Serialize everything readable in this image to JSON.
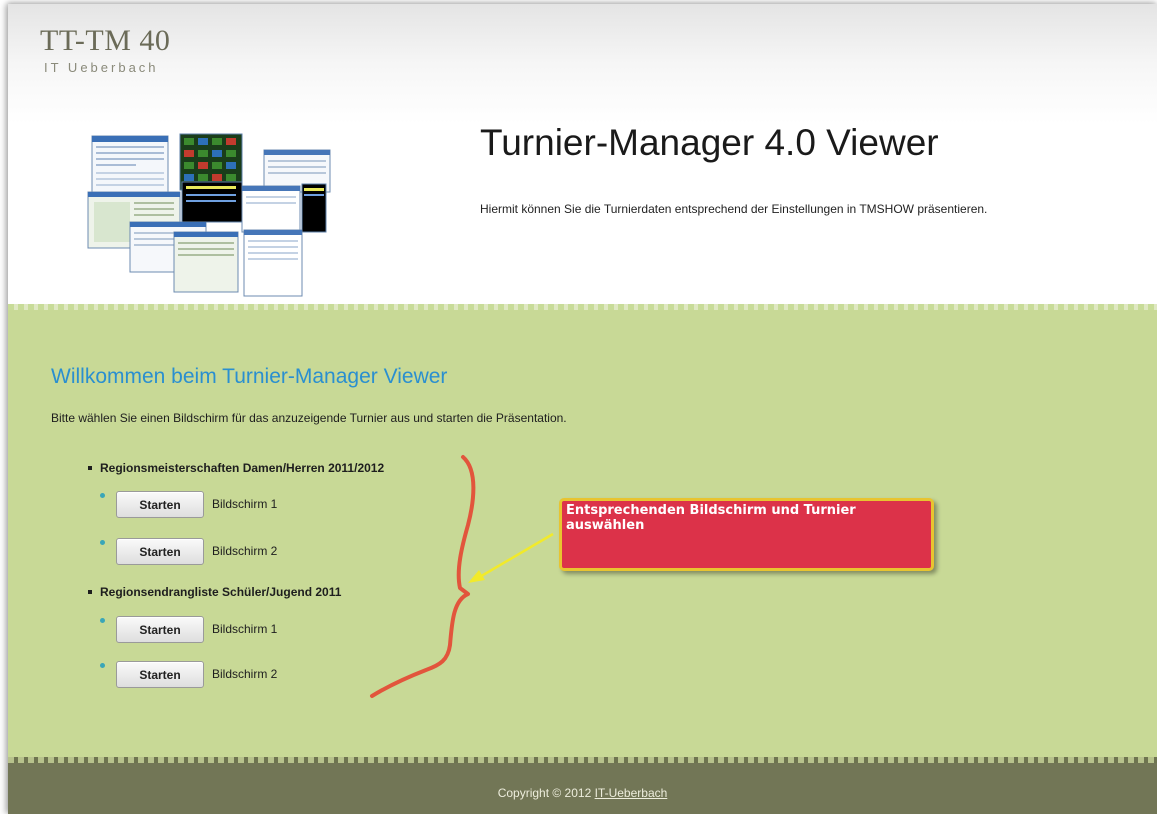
{
  "header": {
    "logo_title": "TT-TM 40",
    "logo_subtitle": "IT Ueberbach",
    "heading": "Turnier-Manager 4.0 Viewer",
    "subheading": "Hiermit können Sie die Turnierdaten entsprechend der Einstellungen in TMSHOW präsentieren.",
    "screenshots_image": "collage of application window screenshots"
  },
  "main": {
    "welcome": "Willkommen beim Turnier-Manager Viewer",
    "intro": "Bitte wählen Sie einen Bildschirm für das anzuzeigende Turnier aus und starten die Präsentation.",
    "tournaments": [
      {
        "name": "Regionsmeisterschaften Damen/Herren 2011/2012",
        "screens": [
          {
            "button": "Starten",
            "label": "Bildschirm 1"
          },
          {
            "button": "Starten",
            "label": "Bildschirm 2"
          }
        ]
      },
      {
        "name": "Regionsendrangliste Schüler/Jugend 2011",
        "screens": [
          {
            "button": "Starten",
            "label": "Bildschirm 1"
          },
          {
            "button": "Starten",
            "label": "Bildschirm 2"
          }
        ]
      }
    ]
  },
  "callout": {
    "text": "Entsprechenden Bildschirm und Turnier auswählen"
  },
  "footer": {
    "copyright": "Copyright © 2012",
    "link": "IT-Ueberbach"
  },
  "colors": {
    "main_background": "#c8d996",
    "footer_background": "#727656",
    "welcome_text": "#2a8fd0",
    "callout_fill": "#dc3249",
    "callout_border": "#e8c430",
    "annotation_line": "#e2553c",
    "arrow": "#f2ea2a"
  }
}
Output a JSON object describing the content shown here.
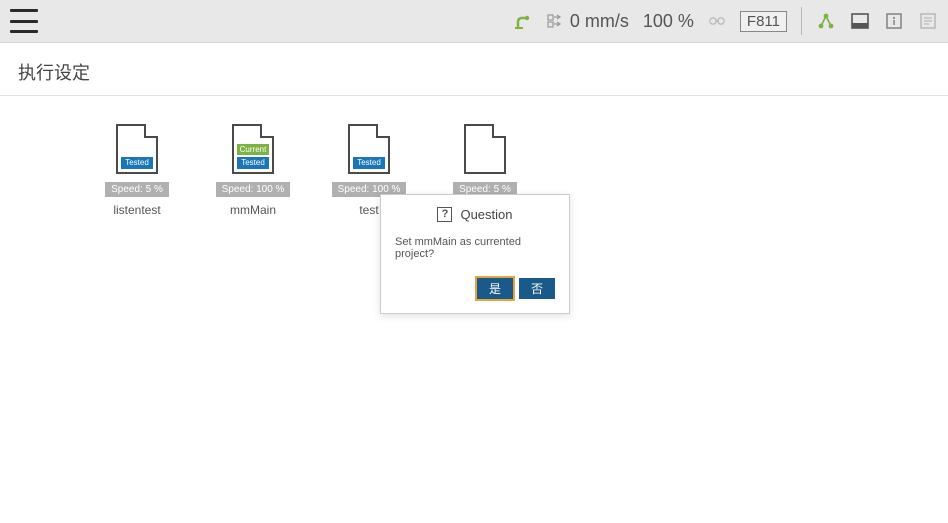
{
  "topbar": {
    "speed_value": "0 mm/s",
    "override_value": "100 %",
    "code": "F811"
  },
  "page": {
    "title": "执行设定"
  },
  "projects": [
    {
      "name": "listentest",
      "speed": "Speed: 5 %",
      "tags": [
        "Tested"
      ]
    },
    {
      "name": "mmMain",
      "speed": "Speed: 100 %",
      "tags": [
        "Current",
        "Tested"
      ]
    },
    {
      "name": "test",
      "speed": "Speed: 100 %",
      "tags": [
        "Tested"
      ]
    },
    {
      "name": "",
      "speed": "Speed: 5 %",
      "tags": []
    }
  ],
  "dialog": {
    "title": "Question",
    "message": "Set mmMain as currented project?",
    "yes_label": "是",
    "no_label": "否"
  }
}
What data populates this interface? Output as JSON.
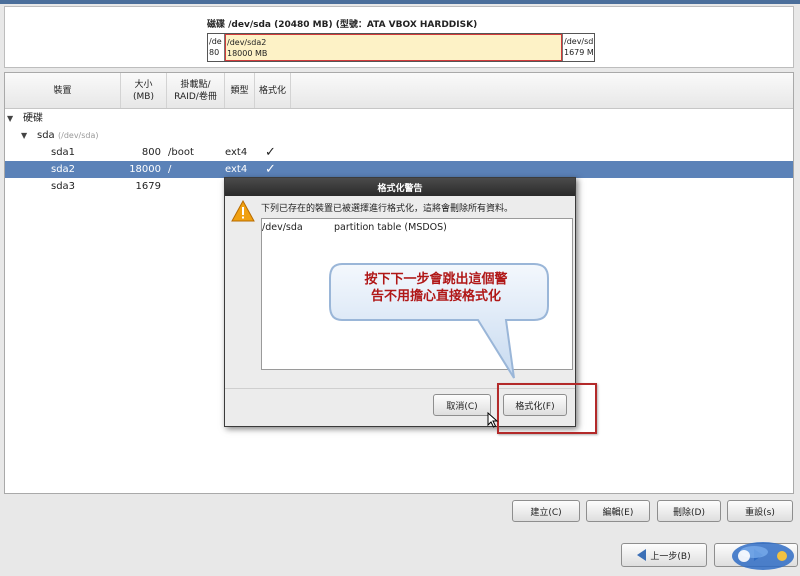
{
  "disk": {
    "title": "磁碟 /dev/sda (20480 MB) (型號：ATA VBOX HARDDISK)",
    "partitions": [
      {
        "line1": "/de",
        "line2": "80"
      },
      {
        "line1": "/dev/sda2",
        "line2": "18000 MB"
      },
      {
        "line1": "/dev/sd",
        "line2": "1679 M"
      }
    ]
  },
  "tree": {
    "columns": {
      "device": "裝置",
      "size_line1": "大小",
      "size_line2": "(MB)",
      "mount_line1": "掛載點/",
      "mount_line2": "RAID/卷冊",
      "type": "類型",
      "format": "格式化"
    },
    "rows": [
      {
        "name": "硬碟",
        "size": "",
        "mount": "",
        "type": "",
        "format": ""
      },
      {
        "name": "sda",
        "sub": "(/dev/sda)",
        "size": "",
        "mount": "",
        "type": "",
        "format": ""
      },
      {
        "name": "sda1",
        "size": "800",
        "mount": "/boot",
        "type": "ext4",
        "format": "✓"
      },
      {
        "name": "sda2",
        "size": "18000",
        "mount": "/",
        "type": "ext4",
        "format": "✓"
      },
      {
        "name": "sda3",
        "size": "1679",
        "mount": "",
        "type": "",
        "format": ""
      }
    ]
  },
  "buttons": {
    "create": "建立(C)",
    "edit": "編輯(E)",
    "delete": "刪除(D)",
    "reset": "重設(s)",
    "back": "上一步(B)",
    "next": ""
  },
  "dialog": {
    "title": "格式化警告",
    "message": "下列已存在的裝置已被選擇進行格式化，這將會刪除所有資料。",
    "items": [
      {
        "device": "/dev/sda",
        "desc": "partition table (MSDOS)"
      }
    ],
    "cancel": "取消(C)",
    "format": "格式化(F)"
  },
  "annotation": {
    "line1": "按下下一步會跳出這個警",
    "line2": "告不用擔心直接格式化"
  },
  "colors": {
    "selection": "#5b82b8",
    "highlight": "#b32a2a",
    "callout_text": "#b01717",
    "partition_fill": "#fdf2c6"
  },
  "icons": {
    "warning": "warning-triangle-icon",
    "back": "arrow-left-icon",
    "next": "arrow-right-icon"
  }
}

____

Gather every line from the entries above where the word "mmMain" appears, and copy them.

      "name": "mmMain",
    "message": "Set mmMain as currented project?",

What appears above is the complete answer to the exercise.